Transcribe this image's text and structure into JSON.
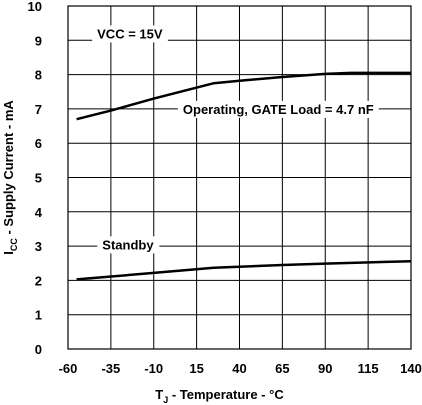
{
  "chart_data": {
    "type": "line",
    "xlabel": {
      "main": "T",
      "sub": "J",
      "rest": " - Temperature - °C"
    },
    "ylabel": {
      "main": "I",
      "sub": "CC",
      "rest": " - Supply Current - mA"
    },
    "xlim": [
      -60,
      140
    ],
    "ylim": [
      0,
      10
    ],
    "xticks": [
      -60,
      -35,
      -10,
      15,
      40,
      65,
      90,
      115,
      140
    ],
    "yticks": [
      0,
      1,
      2,
      3,
      4,
      5,
      6,
      7,
      8,
      9,
      10
    ],
    "grid": true,
    "series": [
      {
        "name": "Operating, GATE Load = 4.7 nF",
        "x": [
          -55,
          -35,
          -10,
          25,
          40,
          65,
          90,
          105,
          140
        ],
        "y": [
          6.7,
          6.95,
          7.3,
          7.75,
          7.82,
          7.93,
          8.02,
          8.05,
          8.05
        ]
      },
      {
        "name": "Standby",
        "x": [
          -55,
          -10,
          25,
          65,
          90,
          140
        ],
        "y": [
          2.03,
          2.22,
          2.37,
          2.45,
          2.49,
          2.56
        ]
      }
    ],
    "annotations": [
      {
        "text": "VCC = 15V",
        "x": -43,
        "y": 9.2
      },
      {
        "text": "Operating, GATE Load = 4.7 nF",
        "x": 7,
        "y": 7.0
      },
      {
        "text": "Standby",
        "x": -40,
        "y": 3.05
      }
    ]
  }
}
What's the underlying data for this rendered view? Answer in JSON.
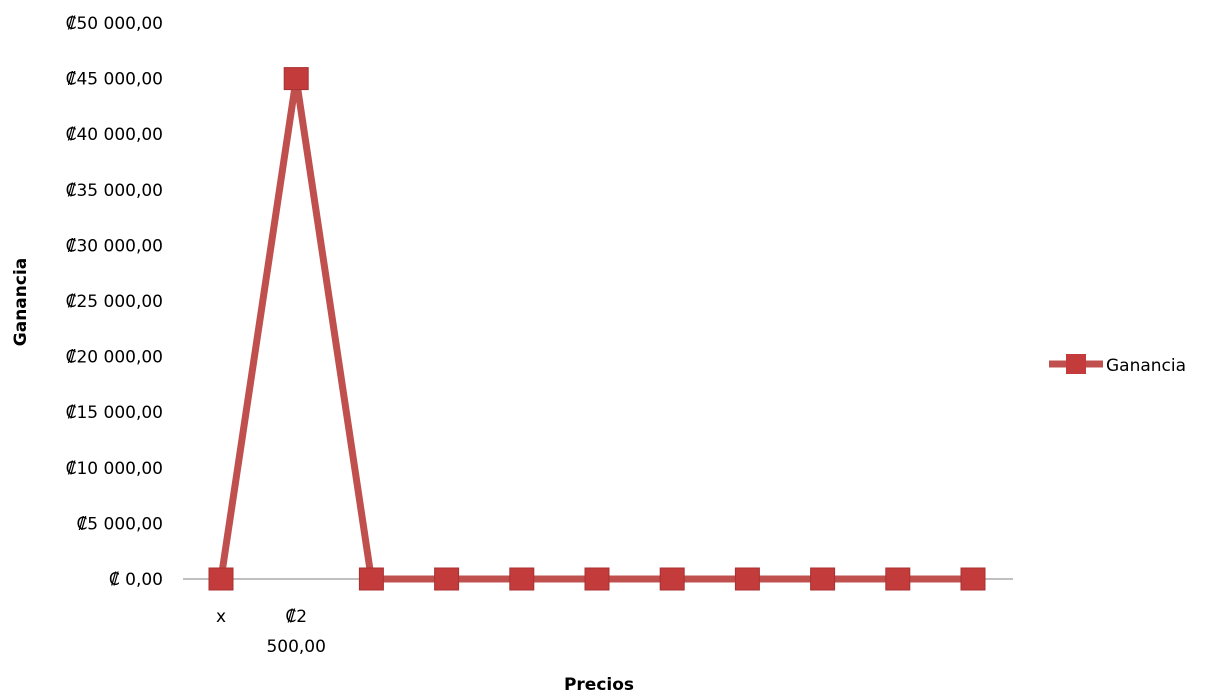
{
  "colors": {
    "series": "#c0504d",
    "series_marker": "#c33b3b",
    "axis": "#808080"
  },
  "chart_data": {
    "type": "line",
    "title": "",
    "xlabel": "Precios",
    "ylabel": "Ganancia",
    "ylim": [
      0,
      50000
    ],
    "y_ticks": [
      "₡ 0,00",
      "₡5 000,00",
      "₡10 000,00",
      "₡15 000,00",
      "₡20 000,00",
      "₡25 000,00",
      "₡30 000,00",
      "₡35 000,00",
      "₡40 000,00",
      "₡45 000,00",
      "₡50 000,00"
    ],
    "categories": [
      "x",
      "₡2 500,00",
      "",
      "",
      "",
      "",
      "",
      "",
      "",
      "",
      ""
    ],
    "grid": false,
    "legend": "right",
    "series": [
      {
        "name": "Ganancia",
        "values": [
          0,
          45000,
          0,
          0,
          0,
          0,
          0,
          0,
          0,
          0,
          0
        ]
      }
    ]
  }
}
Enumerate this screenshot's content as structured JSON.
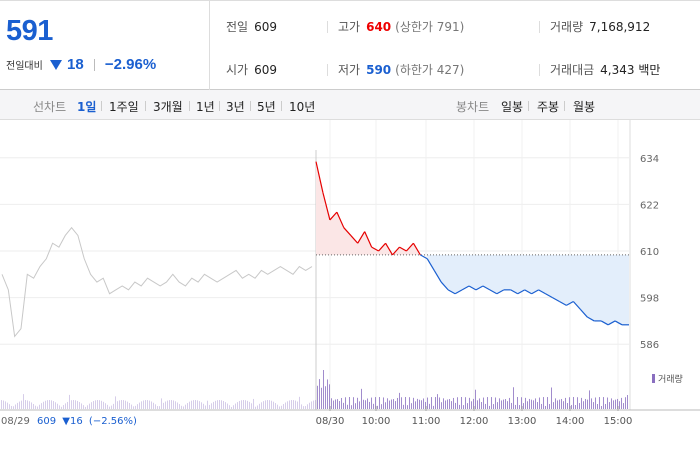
{
  "quote": {
    "price": "591",
    "change_label": "전일대비",
    "change_value": "18",
    "change_percent": "−2.96%",
    "prev_close": {
      "label": "전일",
      "value": "609"
    },
    "open": {
      "label": "시가",
      "value": "609"
    },
    "high": {
      "label": "고가",
      "value": "640",
      "sub": "(상한가 791)"
    },
    "low": {
      "label": "저가",
      "value": "590",
      "sub": "(하한가 427)"
    },
    "volume": {
      "label": "거래량",
      "value": "7,168,912"
    },
    "amount": {
      "label": "거래대금",
      "value": "4,343 백만"
    }
  },
  "tabs": {
    "line_label": "선차트",
    "line_periods": [
      "1일",
      "1주일",
      "3개월",
      "1년",
      "3년",
      "5년",
      "10년"
    ],
    "active": "1일",
    "candle_label": "봉차트",
    "candle_periods": [
      "일봉",
      "주봉",
      "월봉"
    ]
  },
  "colors": {
    "up": "#e60000",
    "down": "#1a5fd0",
    "prev_day_line": "#c8c8c8",
    "volume": "#8a6fc0",
    "fill_down": "#e3eefb",
    "fill_up": "#fbe6e6"
  },
  "chart_data": {
    "type": "line",
    "y_ticks": [
      634,
      622,
      610,
      598,
      586
    ],
    "ylim": [
      584,
      636
    ],
    "reference_value": 609,
    "x_ticks": [
      "08/30",
      "10:00",
      "11:00",
      "12:00",
      "13:00",
      "14:00",
      "15:00"
    ],
    "prev_day_tick": "08/29",
    "prev_day_summary": {
      "value": "609",
      "change": "16",
      "percent": "(−2.56%)"
    },
    "volume_legend": "거래량",
    "prev_day_series": [
      604,
      600,
      588,
      590,
      604,
      603,
      606,
      608,
      612,
      611,
      614,
      616,
      614,
      608,
      604,
      602,
      603,
      599,
      600,
      601,
      600,
      602,
      601,
      603,
      602,
      601,
      602,
      604,
      602,
      601,
      603,
      602,
      604,
      603,
      602,
      603,
      604,
      605,
      603,
      604,
      603,
      605,
      604,
      605,
      606,
      605,
      604,
      606,
      605,
      606
    ],
    "today_series": [
      633,
      625,
      618,
      620,
      616,
      614,
      612,
      615,
      611,
      610,
      612,
      609,
      611,
      610,
      612,
      609,
      608,
      605,
      602,
      600,
      599,
      600,
      601,
      600,
      601,
      600,
      599,
      600,
      600,
      599,
      600,
      599,
      600,
      599,
      598,
      597,
      596,
      597,
      595,
      593,
      592,
      592,
      591,
      592,
      591,
      591
    ]
  }
}
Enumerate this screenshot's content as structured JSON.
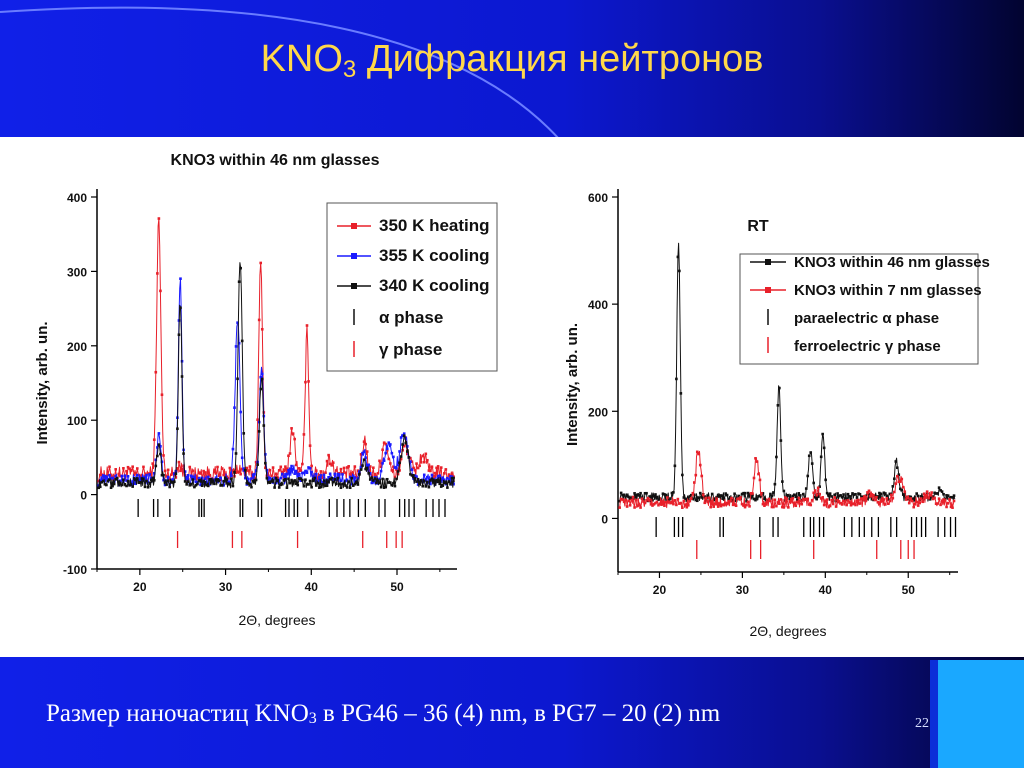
{
  "slide": {
    "title_main": "KNO",
    "title_sub": "3",
    "title_rest": " Дифракция нейтронов",
    "footer_part1": "Размер наночастиц KNO",
    "footer_sub": "3",
    "footer_part2": " в PG46  – 36 (4) nm, в PG7  – 20 (2) nm",
    "slide_number": "22"
  },
  "colors": {
    "title": "#ffd84a",
    "red": "#e8202a",
    "blue": "#1a1aff",
    "black": "#111111"
  },
  "chart_data": [
    {
      "type": "line",
      "title": "KNO3 within 46 nm glasses",
      "xlabel": "2Θ, degrees",
      "ylabel": "Intensity, arb. un.",
      "xlim": [
        15,
        57
      ],
      "ylim": [
        -100,
        400
      ],
      "xticks": [
        "20",
        "30",
        "40",
        "50"
      ],
      "yticks": [
        "-100",
        "0",
        "100",
        "200",
        "300",
        "400"
      ],
      "legend": [
        "350 K heating",
        "355 K cooling",
        "340 K cooling",
        "α phase",
        "γ phase"
      ],
      "series": [
        {
          "name": "350 K heating",
          "color": "#e8202a",
          "baseline": 28,
          "noise": 10,
          "peaks": [
            [
              22.2,
              340,
              0.35
            ],
            [
              24.6,
              12,
              0.4
            ],
            [
              31.6,
              8,
              0.4
            ],
            [
              34.1,
              280,
              0.32
            ],
            [
              37.8,
              60,
              0.4
            ],
            [
              39.5,
              190,
              0.3
            ],
            [
              42.2,
              20,
              0.5
            ],
            [
              46.2,
              45,
              0.4
            ],
            [
              48.6,
              45,
              0.5
            ],
            [
              51.0,
              40,
              0.6
            ],
            [
              53.0,
              25,
              0.6
            ]
          ]
        },
        {
          "name": "355 K cooling",
          "color": "#1a1aff",
          "baseline": 20,
          "noise": 8,
          "peaks": [
            [
              22.2,
              60,
              0.35
            ],
            [
              24.7,
              270,
              0.3
            ],
            [
              31.4,
              215,
              0.4
            ],
            [
              34.2,
              150,
              0.35
            ],
            [
              37.8,
              15,
              0.5
            ],
            [
              39.5,
              15,
              0.5
            ],
            [
              46.2,
              35,
              0.5
            ],
            [
              49.0,
              50,
              0.7
            ],
            [
              50.8,
              60,
              0.7
            ]
          ]
        },
        {
          "name": "340 K cooling",
          "color": "#111111",
          "baseline": 16,
          "noise": 7,
          "peaks": [
            [
              22.2,
              50,
              0.35
            ],
            [
              24.7,
              240,
              0.3
            ],
            [
              31.7,
              300,
              0.35
            ],
            [
              34.2,
              140,
              0.35
            ],
            [
              46.2,
              25,
              0.5
            ],
            [
              50.9,
              60,
              0.6
            ]
          ]
        }
      ],
      "alpha_phase_ticks": [
        19.8,
        21.6,
        22.1,
        23.5,
        26.9,
        27.2,
        27.5,
        31.7,
        32.0,
        33.8,
        34.2,
        37.0,
        37.4,
        38.0,
        38.4,
        39.6,
        42.1,
        43.0,
        43.8,
        44.5,
        45.5,
        46.3,
        47.9,
        48.6,
        50.3,
        50.9,
        51.4,
        52.0,
        53.4,
        54.2,
        54.9,
        55.6
      ],
      "gamma_phase_ticks": [
        24.4,
        30.8,
        31.9,
        38.4,
        46.0,
        48.8,
        49.9,
        50.6
      ]
    },
    {
      "type": "line",
      "title": "RT",
      "xlabel": "2Θ, degrees",
      "ylabel": "Intensity, arb. un.",
      "xlim": [
        15,
        56
      ],
      "ylim": [
        -100,
        600
      ],
      "xticks": [
        "20",
        "30",
        "40",
        "50"
      ],
      "yticks": [
        "0",
        "200",
        "400",
        "600"
      ],
      "legend": [
        "KNO3 within 46 nm glasses",
        "KNO3 within 7 nm glasses",
        "paraelectric α phase",
        "ferroelectric γ phase"
      ],
      "series": [
        {
          "name": "KNO3 within 46 nm glasses",
          "color": "#111111",
          "baseline": 40,
          "noise": 8,
          "peaks": [
            [
              22.3,
              475,
              0.3
            ],
            [
              34.4,
              210,
              0.3
            ],
            [
              38.2,
              85,
              0.35
            ],
            [
              39.7,
              125,
              0.3
            ],
            [
              48.6,
              65,
              0.4
            ],
            [
              53.8,
              10,
              0.5
            ]
          ]
        },
        {
          "name": "KNO3 within 7 nm glasses",
          "color": "#e8202a",
          "baseline": 30,
          "noise": 10,
          "peaks": [
            [
              24.7,
              100,
              0.45
            ],
            [
              31.7,
              80,
              0.45
            ],
            [
              39.0,
              20,
              0.6
            ],
            [
              45.5,
              15,
              0.6
            ],
            [
              48.9,
              45,
              0.7
            ],
            [
              52.5,
              15,
              0.7
            ]
          ]
        }
      ],
      "alpha_phase_ticks": [
        19.6,
        21.8,
        22.3,
        22.8,
        27.3,
        27.7,
        32.1,
        33.7,
        34.3,
        37.4,
        38.2,
        38.6,
        39.3,
        39.8,
        42.3,
        43.2,
        44.1,
        44.7,
        45.6,
        46.4,
        47.9,
        48.6,
        50.4,
        51.0,
        51.6,
        52.1,
        53.6,
        54.4,
        55.1,
        55.7
      ],
      "gamma_phase_ticks": [
        24.5,
        31.0,
        32.2,
        38.6,
        46.2,
        49.1,
        50.0,
        50.7
      ]
    }
  ]
}
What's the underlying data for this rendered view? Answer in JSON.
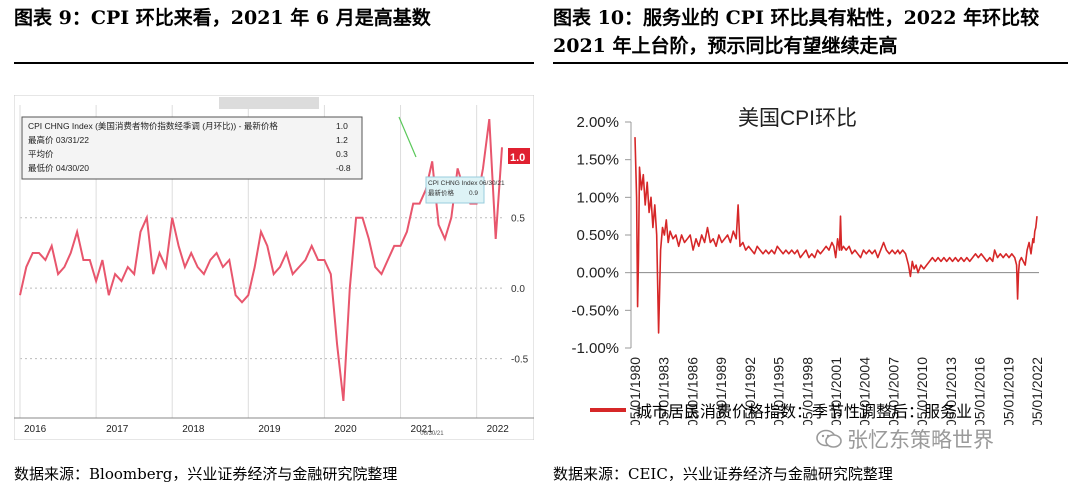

___

• _EXERCISE BRIEF_
How many of the lines above include the string "Operating"? Reply with the number by itself.

• _ANSWER TO THIS PROBLEM_
2